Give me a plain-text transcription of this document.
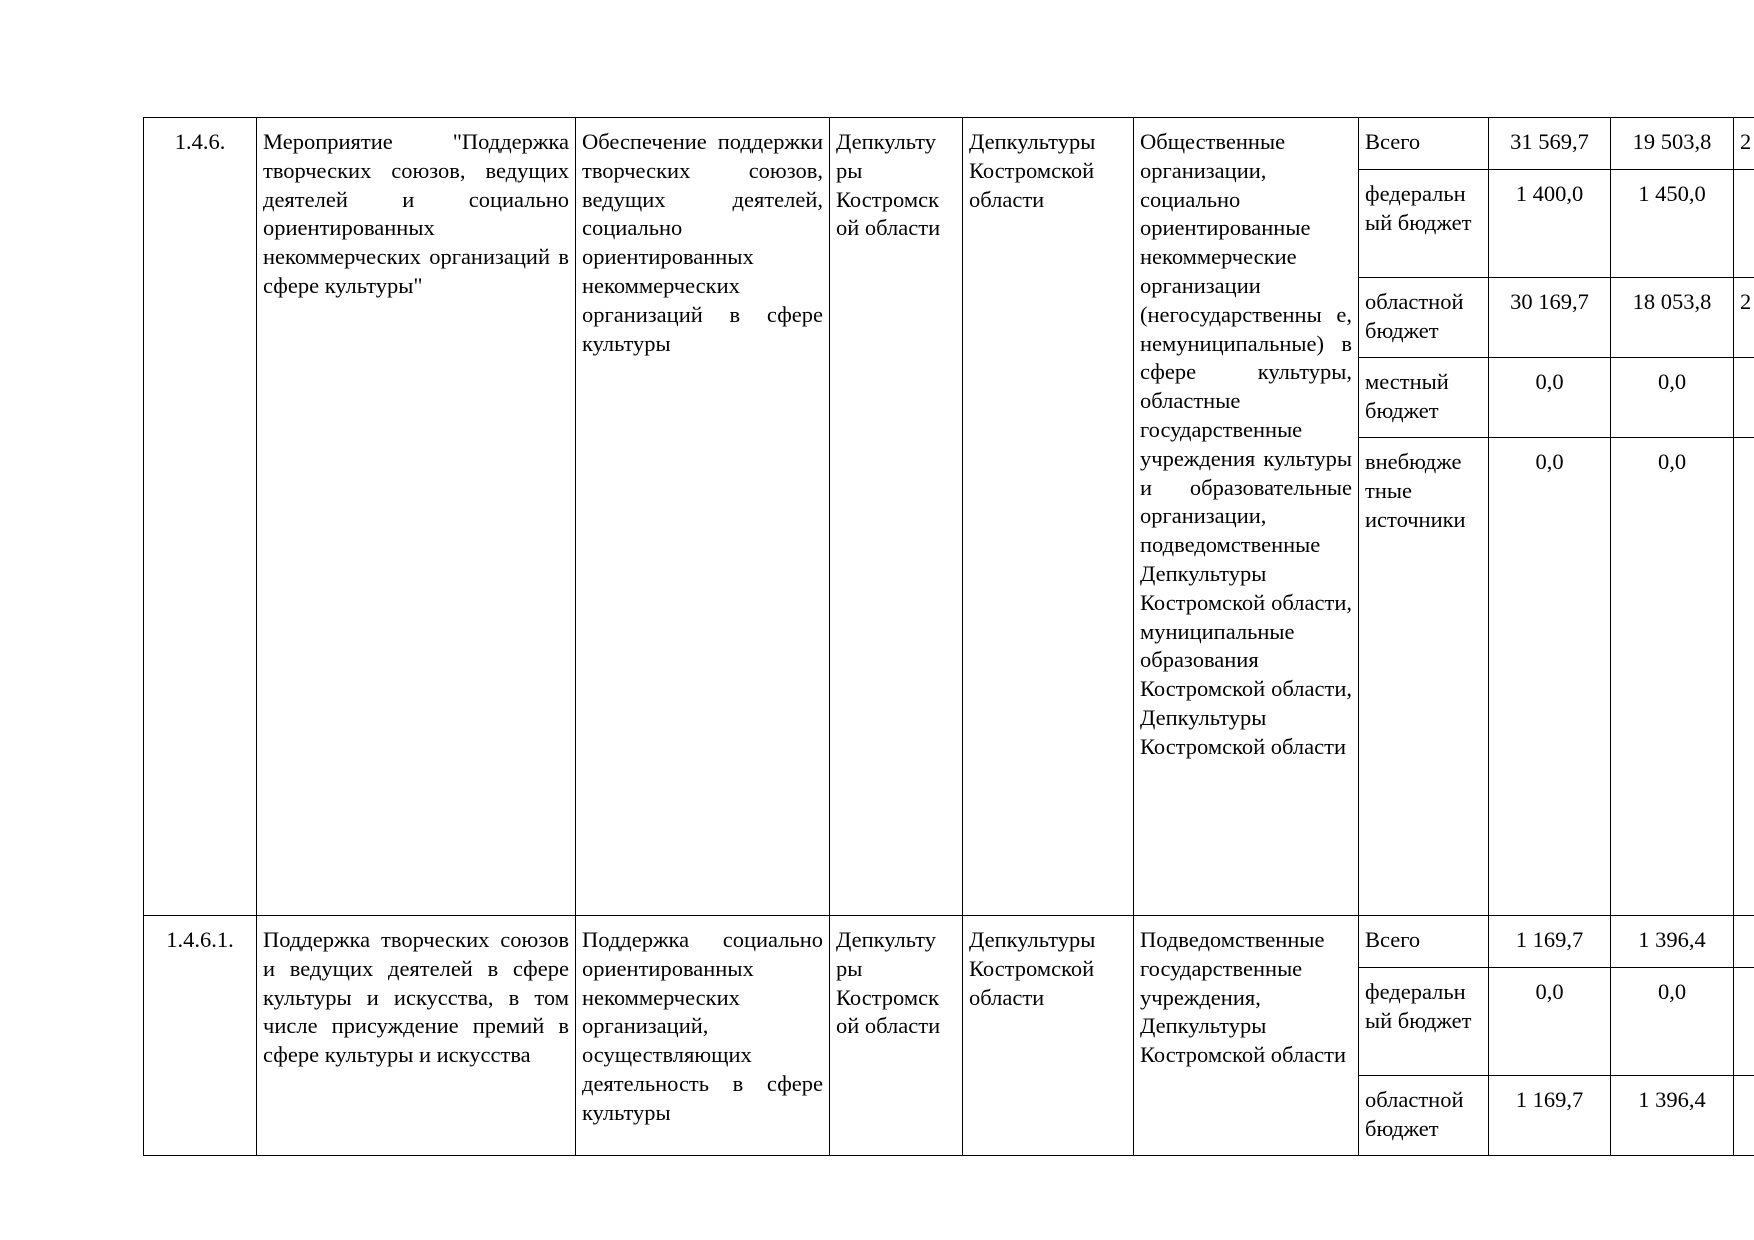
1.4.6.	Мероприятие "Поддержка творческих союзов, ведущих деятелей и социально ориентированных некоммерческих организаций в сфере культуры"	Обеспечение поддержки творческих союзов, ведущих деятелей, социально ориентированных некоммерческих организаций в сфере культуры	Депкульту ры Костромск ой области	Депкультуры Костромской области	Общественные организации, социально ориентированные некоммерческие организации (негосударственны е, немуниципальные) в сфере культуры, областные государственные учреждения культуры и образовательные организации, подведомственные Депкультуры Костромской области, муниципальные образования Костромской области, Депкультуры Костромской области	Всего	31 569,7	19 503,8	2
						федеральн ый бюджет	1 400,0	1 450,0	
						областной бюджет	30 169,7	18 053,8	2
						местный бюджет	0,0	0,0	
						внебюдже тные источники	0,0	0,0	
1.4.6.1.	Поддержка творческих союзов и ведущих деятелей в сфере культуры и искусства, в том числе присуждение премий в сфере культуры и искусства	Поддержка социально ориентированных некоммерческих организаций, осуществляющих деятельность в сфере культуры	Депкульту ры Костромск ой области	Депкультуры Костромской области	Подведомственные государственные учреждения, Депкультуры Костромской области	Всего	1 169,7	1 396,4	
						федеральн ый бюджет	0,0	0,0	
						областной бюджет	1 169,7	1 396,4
*-*-*
### What to work on
State the count of lines with the word "областной" in them, and write nothing else.

### Finished task
2